- REQUIREMENTS
Go through the entries below, tally each line with the string "intercept", and give the final number by itself.

DATA SUPPLIED start

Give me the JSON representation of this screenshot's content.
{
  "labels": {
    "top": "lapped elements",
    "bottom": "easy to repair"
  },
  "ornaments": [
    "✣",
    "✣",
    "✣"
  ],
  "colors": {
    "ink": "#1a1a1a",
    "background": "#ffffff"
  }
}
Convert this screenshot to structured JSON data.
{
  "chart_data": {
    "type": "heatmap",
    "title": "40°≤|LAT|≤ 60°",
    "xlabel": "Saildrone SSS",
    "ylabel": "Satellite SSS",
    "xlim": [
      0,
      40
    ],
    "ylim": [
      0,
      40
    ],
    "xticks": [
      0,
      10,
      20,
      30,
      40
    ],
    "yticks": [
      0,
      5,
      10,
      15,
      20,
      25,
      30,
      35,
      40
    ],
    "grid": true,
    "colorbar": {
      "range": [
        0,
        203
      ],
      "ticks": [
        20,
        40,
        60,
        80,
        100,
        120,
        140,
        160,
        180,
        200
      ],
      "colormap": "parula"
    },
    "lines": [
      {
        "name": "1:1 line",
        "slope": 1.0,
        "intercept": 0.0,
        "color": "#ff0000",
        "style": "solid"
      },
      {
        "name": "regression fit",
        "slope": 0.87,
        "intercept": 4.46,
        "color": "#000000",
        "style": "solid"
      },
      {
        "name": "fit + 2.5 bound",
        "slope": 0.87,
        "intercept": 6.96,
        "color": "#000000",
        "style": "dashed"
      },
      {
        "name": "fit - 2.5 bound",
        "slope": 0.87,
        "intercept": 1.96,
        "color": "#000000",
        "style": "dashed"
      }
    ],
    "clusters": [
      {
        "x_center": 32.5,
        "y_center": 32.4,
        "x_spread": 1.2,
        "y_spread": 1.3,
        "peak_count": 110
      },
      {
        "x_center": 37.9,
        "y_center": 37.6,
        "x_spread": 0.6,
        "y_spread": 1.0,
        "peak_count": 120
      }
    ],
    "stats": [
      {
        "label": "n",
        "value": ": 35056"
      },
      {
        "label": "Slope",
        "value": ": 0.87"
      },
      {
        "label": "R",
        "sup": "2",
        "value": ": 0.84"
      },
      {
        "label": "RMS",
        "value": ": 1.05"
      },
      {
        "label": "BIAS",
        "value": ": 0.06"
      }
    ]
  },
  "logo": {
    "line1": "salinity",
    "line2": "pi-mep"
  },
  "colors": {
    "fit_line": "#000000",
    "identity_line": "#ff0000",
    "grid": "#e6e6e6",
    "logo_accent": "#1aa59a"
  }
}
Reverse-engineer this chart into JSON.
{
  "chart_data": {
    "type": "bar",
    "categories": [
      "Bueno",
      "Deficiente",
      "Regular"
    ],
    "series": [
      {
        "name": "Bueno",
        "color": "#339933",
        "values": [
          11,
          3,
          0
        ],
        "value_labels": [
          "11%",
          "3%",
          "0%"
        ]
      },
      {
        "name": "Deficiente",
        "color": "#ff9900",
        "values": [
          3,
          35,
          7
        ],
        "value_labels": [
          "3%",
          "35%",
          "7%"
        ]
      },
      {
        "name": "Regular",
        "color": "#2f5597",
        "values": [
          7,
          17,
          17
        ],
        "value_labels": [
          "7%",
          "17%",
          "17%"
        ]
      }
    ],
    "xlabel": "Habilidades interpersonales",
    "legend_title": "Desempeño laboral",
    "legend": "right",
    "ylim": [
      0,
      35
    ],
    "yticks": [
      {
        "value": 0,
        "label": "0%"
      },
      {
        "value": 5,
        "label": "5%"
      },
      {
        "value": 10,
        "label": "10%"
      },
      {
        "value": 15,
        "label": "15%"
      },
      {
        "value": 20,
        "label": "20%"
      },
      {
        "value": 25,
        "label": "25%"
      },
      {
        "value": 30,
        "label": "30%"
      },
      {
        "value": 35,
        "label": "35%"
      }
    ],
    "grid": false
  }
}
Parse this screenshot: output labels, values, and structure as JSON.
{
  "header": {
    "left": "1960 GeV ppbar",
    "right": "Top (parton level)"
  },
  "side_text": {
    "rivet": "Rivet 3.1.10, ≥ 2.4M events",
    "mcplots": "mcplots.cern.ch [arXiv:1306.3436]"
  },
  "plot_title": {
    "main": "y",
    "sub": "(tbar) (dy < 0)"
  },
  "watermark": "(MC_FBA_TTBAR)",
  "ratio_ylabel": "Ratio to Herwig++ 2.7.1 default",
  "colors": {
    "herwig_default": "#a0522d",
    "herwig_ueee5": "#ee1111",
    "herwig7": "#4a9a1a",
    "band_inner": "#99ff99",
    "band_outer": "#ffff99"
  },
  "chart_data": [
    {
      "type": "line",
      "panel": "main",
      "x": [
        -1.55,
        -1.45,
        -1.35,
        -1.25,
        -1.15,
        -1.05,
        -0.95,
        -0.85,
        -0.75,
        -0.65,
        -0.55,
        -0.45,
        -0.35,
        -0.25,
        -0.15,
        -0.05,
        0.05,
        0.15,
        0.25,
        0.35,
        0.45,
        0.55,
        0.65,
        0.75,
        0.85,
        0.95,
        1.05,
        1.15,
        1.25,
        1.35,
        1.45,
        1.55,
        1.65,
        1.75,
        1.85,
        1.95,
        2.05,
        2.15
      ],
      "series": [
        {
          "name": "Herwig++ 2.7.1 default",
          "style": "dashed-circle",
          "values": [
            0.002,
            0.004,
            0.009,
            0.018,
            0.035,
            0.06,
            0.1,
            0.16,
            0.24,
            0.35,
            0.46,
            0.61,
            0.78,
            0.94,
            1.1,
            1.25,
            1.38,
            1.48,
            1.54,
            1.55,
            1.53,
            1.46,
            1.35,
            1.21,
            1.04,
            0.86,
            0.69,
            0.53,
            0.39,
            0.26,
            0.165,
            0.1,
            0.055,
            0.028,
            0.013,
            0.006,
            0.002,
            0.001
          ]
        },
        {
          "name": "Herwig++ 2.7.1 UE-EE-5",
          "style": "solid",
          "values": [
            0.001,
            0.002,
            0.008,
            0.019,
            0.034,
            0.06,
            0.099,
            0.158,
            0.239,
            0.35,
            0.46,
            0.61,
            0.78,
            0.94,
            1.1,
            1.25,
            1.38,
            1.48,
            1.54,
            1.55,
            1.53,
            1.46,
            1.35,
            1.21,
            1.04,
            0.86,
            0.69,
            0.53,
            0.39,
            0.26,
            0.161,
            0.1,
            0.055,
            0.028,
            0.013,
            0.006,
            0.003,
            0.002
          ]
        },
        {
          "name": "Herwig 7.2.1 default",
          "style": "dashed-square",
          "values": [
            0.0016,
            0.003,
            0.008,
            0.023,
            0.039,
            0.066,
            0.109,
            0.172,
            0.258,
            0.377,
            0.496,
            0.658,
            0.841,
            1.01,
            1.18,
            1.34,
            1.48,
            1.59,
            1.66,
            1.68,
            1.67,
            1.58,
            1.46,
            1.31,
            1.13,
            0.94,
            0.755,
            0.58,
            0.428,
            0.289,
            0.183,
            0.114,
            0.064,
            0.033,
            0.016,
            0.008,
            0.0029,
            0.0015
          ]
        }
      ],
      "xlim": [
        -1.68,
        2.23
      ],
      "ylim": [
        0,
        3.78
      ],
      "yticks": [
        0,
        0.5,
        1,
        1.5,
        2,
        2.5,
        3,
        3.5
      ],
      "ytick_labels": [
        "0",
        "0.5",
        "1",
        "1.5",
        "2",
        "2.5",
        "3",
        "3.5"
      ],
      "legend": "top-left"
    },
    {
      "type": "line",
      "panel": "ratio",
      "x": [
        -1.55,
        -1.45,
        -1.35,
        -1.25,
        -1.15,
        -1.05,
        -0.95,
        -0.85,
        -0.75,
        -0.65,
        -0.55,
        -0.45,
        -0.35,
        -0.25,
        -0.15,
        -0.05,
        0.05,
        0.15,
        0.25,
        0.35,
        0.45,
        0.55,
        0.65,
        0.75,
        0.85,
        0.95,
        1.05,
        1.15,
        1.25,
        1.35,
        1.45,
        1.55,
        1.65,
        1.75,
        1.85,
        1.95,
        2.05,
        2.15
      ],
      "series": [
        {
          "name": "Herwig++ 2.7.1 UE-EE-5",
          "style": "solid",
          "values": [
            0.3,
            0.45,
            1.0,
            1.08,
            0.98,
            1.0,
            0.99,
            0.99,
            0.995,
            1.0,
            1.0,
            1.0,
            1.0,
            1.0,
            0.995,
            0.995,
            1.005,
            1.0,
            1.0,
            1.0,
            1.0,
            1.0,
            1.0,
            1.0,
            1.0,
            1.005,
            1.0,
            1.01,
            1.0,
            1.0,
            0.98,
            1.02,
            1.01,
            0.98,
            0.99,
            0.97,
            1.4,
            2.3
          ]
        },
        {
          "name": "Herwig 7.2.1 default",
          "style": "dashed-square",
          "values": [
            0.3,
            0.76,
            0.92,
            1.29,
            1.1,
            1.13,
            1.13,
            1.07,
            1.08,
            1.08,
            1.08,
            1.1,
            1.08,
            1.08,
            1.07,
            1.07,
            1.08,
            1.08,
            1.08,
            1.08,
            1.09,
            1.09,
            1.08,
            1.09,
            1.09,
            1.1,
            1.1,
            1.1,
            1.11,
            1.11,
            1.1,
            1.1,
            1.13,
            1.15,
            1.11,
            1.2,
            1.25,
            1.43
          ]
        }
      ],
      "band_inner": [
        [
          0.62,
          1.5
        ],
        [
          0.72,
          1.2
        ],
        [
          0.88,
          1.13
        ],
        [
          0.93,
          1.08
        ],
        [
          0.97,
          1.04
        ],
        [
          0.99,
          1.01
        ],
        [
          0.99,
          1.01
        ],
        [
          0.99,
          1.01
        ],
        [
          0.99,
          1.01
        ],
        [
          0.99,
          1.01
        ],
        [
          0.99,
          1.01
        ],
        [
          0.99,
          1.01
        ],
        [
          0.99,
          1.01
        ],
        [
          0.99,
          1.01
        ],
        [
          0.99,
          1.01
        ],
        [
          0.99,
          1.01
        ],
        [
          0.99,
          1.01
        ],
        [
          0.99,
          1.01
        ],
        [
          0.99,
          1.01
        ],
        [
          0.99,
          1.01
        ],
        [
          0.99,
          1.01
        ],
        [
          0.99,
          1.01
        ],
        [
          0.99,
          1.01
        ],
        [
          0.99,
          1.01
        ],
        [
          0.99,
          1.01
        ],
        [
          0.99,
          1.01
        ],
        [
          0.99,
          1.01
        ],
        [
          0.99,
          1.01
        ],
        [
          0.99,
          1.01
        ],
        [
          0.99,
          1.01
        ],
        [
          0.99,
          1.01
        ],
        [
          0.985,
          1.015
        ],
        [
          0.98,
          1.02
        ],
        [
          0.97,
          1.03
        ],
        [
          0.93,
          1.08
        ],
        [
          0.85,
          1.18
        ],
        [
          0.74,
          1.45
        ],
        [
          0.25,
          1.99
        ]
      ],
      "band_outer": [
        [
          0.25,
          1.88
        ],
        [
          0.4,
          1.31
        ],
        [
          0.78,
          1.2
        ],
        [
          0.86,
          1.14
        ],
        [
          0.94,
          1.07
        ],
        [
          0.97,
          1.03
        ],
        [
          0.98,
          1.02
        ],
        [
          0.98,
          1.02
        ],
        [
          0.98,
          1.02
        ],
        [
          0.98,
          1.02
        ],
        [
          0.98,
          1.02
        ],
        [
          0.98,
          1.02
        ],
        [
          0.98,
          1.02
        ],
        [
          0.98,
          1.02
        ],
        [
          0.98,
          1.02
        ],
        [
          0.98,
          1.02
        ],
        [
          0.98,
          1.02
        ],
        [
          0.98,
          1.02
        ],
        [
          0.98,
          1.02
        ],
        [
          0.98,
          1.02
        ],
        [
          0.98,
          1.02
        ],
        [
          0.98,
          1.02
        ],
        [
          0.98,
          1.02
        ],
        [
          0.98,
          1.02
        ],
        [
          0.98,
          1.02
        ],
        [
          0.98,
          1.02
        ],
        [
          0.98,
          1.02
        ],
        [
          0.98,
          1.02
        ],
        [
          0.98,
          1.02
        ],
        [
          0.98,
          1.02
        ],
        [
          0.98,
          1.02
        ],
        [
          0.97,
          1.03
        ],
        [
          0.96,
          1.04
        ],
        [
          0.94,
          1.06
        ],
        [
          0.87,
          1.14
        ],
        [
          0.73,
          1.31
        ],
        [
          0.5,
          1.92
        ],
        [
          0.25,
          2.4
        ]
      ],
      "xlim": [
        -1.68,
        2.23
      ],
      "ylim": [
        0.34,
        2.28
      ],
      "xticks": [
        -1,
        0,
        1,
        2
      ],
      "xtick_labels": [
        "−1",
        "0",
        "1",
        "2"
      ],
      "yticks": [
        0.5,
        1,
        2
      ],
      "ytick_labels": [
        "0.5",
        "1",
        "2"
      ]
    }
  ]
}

DATA SUPPLIED end

- FULL SOLUTION
4